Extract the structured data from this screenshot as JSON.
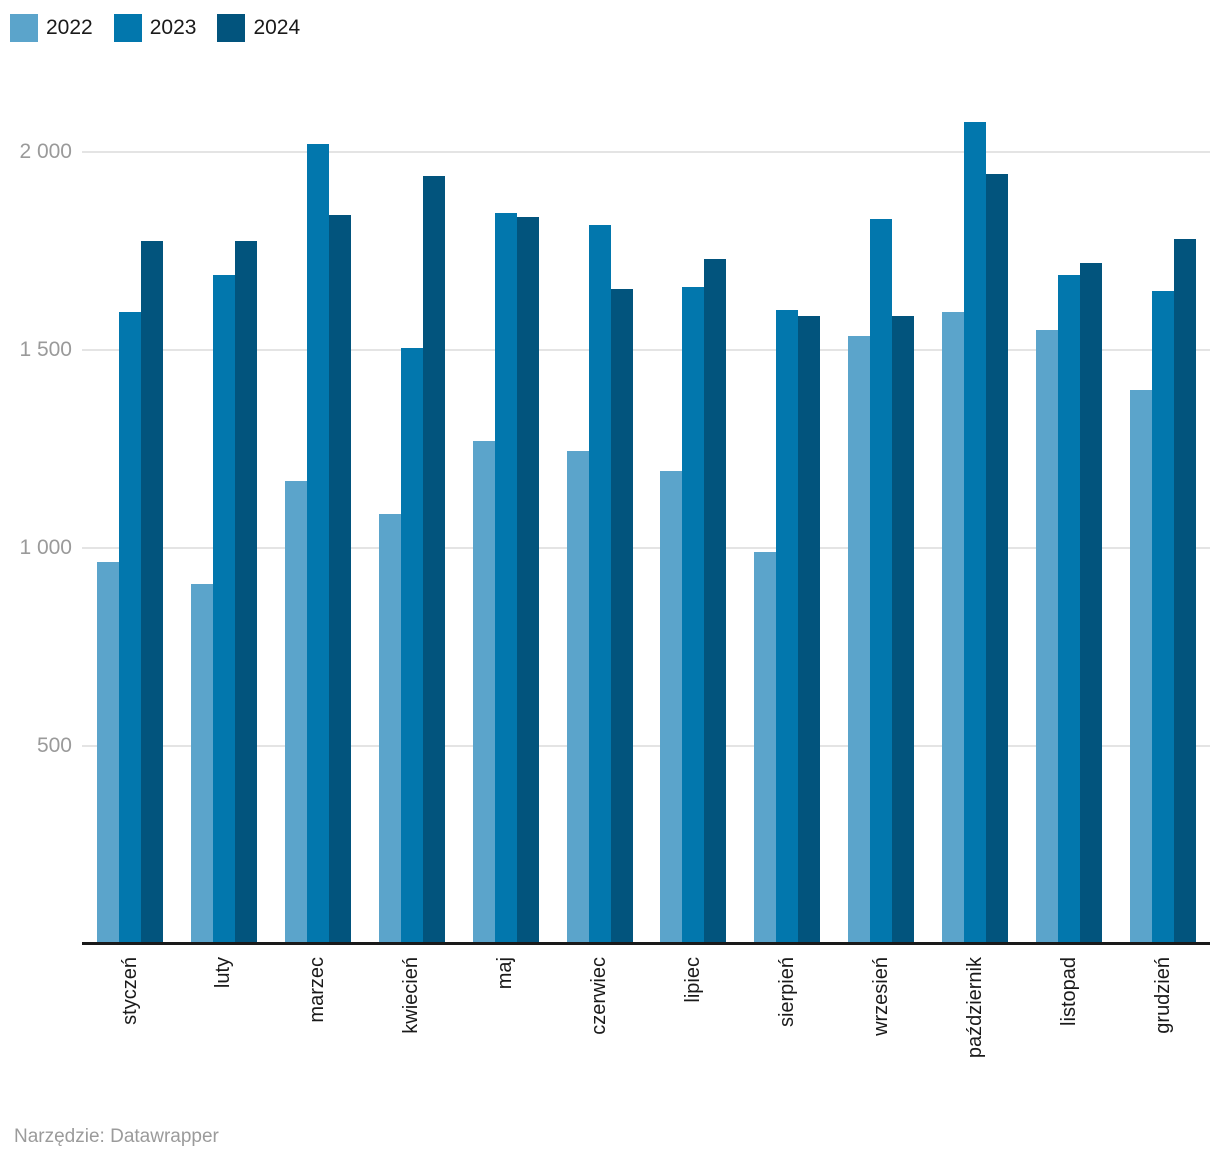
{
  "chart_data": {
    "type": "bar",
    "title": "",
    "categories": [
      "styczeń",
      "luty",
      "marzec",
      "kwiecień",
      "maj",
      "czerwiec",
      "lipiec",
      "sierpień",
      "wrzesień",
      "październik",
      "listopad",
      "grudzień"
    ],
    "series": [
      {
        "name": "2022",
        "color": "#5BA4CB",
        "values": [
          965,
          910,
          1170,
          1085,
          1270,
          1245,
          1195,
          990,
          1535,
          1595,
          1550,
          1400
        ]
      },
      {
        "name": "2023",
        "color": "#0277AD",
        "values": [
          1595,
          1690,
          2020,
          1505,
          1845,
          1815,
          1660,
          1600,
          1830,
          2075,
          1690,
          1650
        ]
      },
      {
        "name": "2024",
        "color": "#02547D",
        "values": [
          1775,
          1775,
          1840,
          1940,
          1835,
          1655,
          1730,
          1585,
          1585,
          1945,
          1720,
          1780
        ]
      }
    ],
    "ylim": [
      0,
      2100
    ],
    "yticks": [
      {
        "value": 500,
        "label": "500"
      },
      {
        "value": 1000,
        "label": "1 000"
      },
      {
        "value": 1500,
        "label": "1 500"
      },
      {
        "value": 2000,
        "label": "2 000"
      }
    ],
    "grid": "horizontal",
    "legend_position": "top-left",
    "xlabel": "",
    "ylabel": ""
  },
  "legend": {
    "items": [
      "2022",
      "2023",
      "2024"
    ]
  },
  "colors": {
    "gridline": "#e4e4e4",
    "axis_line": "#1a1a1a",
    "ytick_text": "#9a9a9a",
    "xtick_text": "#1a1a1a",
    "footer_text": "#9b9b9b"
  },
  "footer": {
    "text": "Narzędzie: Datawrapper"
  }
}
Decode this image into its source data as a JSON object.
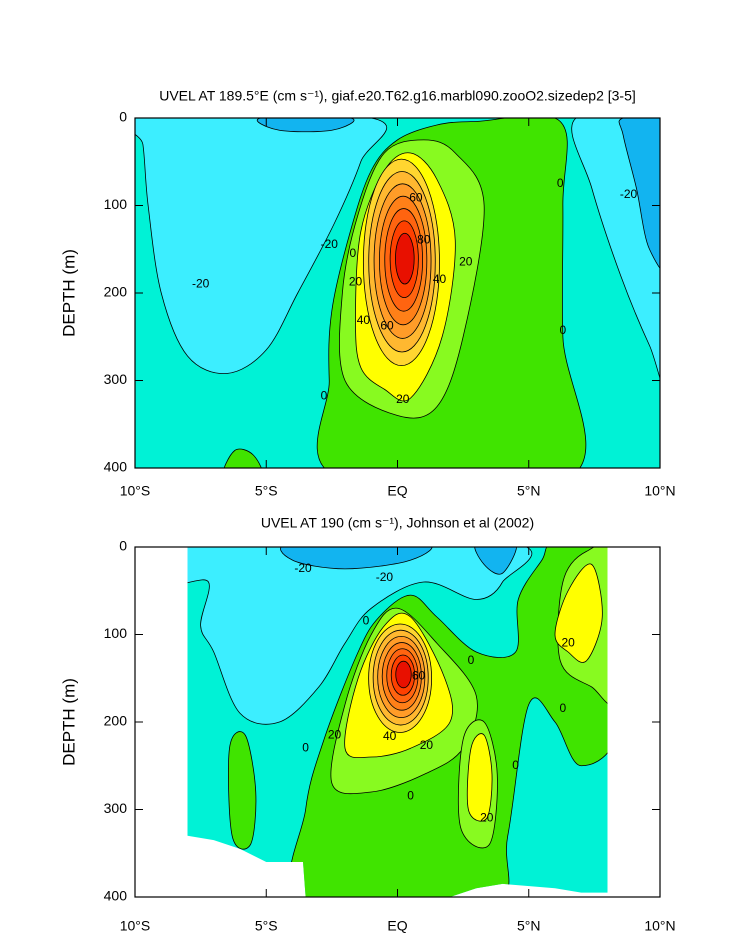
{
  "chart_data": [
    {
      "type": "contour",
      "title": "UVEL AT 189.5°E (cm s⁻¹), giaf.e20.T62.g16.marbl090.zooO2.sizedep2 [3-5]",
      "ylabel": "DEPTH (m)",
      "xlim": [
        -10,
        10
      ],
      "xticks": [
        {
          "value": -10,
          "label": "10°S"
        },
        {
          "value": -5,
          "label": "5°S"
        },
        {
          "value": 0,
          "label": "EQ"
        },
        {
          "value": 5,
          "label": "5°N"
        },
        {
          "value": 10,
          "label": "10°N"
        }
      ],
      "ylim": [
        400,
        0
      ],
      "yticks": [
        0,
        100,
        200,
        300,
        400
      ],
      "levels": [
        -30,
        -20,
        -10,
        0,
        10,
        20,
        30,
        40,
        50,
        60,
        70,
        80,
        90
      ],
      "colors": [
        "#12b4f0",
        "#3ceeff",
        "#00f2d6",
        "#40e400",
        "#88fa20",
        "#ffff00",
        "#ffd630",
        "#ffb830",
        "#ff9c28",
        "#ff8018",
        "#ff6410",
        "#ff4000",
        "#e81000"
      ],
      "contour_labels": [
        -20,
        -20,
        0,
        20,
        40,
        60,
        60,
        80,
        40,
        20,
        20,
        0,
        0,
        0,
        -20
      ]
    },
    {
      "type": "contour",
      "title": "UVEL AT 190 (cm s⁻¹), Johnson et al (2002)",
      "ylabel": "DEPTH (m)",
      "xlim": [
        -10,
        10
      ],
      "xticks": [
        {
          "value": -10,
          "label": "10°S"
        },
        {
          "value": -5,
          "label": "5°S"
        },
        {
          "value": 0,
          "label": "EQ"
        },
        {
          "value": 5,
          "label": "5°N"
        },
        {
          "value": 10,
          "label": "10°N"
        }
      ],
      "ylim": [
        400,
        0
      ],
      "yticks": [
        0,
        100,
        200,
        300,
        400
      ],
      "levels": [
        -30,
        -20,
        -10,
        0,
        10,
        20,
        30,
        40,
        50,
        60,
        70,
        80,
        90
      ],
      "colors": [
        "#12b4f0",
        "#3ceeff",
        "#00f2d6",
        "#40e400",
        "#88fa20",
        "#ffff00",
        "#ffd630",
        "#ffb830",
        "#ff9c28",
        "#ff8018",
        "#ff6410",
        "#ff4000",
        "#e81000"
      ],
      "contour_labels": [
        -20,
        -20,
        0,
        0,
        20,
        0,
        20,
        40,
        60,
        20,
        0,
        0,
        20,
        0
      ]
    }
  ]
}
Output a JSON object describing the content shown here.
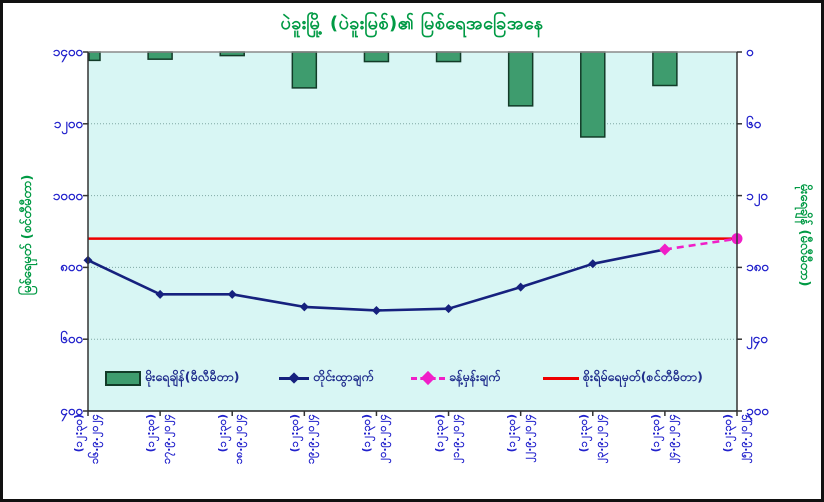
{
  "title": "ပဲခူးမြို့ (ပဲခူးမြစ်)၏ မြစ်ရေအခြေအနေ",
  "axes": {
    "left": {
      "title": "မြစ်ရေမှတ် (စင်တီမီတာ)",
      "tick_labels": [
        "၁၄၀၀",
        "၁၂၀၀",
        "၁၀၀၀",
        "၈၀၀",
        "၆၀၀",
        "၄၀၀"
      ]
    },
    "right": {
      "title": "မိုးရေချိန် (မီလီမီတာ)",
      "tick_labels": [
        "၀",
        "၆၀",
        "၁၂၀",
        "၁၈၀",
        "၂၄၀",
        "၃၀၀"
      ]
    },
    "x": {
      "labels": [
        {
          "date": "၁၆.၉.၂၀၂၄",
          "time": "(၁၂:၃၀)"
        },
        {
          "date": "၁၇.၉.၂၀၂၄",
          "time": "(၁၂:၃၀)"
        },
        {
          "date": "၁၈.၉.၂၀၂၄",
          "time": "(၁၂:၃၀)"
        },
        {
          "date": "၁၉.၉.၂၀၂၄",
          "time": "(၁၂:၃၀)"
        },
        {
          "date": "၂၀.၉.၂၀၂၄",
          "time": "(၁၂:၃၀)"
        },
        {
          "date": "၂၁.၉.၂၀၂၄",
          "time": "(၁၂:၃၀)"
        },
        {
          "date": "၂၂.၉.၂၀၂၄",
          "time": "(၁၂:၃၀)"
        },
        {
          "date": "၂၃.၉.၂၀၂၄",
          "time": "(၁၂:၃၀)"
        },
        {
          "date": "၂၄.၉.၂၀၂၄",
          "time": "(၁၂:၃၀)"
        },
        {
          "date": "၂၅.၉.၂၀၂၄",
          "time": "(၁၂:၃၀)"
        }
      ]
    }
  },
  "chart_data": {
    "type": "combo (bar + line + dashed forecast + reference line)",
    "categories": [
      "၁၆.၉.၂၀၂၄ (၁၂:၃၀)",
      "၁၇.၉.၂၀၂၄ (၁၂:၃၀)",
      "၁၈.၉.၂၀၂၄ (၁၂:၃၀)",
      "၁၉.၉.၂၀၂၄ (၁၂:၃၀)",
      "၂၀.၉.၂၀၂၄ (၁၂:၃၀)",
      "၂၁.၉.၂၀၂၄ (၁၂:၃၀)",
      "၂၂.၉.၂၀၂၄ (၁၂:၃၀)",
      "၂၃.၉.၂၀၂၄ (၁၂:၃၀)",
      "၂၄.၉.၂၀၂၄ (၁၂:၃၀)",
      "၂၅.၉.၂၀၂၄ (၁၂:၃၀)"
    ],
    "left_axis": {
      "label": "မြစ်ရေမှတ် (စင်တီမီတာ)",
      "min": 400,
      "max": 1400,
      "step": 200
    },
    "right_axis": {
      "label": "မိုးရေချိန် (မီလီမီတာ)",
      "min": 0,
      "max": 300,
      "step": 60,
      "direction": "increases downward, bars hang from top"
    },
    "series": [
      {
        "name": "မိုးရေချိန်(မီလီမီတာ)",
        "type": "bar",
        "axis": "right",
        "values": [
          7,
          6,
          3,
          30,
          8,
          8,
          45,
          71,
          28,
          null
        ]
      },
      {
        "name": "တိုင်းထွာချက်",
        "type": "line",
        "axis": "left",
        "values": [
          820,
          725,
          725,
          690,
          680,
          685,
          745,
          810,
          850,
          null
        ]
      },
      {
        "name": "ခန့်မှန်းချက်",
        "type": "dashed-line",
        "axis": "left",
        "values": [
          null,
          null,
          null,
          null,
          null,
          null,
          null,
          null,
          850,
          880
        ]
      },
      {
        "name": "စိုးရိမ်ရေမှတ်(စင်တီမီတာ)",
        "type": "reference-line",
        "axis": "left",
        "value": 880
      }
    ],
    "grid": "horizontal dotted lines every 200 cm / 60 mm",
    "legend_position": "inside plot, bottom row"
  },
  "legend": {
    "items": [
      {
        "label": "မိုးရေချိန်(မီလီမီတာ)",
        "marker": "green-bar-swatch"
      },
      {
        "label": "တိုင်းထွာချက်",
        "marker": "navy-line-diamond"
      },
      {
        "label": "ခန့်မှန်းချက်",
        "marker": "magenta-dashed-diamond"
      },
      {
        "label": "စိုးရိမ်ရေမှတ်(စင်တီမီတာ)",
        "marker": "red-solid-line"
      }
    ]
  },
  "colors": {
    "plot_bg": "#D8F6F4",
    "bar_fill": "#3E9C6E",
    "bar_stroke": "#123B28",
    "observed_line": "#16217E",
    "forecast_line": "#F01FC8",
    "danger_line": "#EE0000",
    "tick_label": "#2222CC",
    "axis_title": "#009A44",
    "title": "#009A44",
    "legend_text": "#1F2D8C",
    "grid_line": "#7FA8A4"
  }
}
────────────────
▸ EXERCISE PROMPT:
Select all lines in the listing above where the word "UVEL" appears, and show them.

▸ ANSWER BELOW:
      "title": "UVEL AT 189.5°E (cm s⁻¹), giaf.e20.T62.g16.marbl090.zooO2.sizedep2 [3-5]",
      "title": "UVEL AT 190 (cm s⁻¹), Johnson et al (2002)",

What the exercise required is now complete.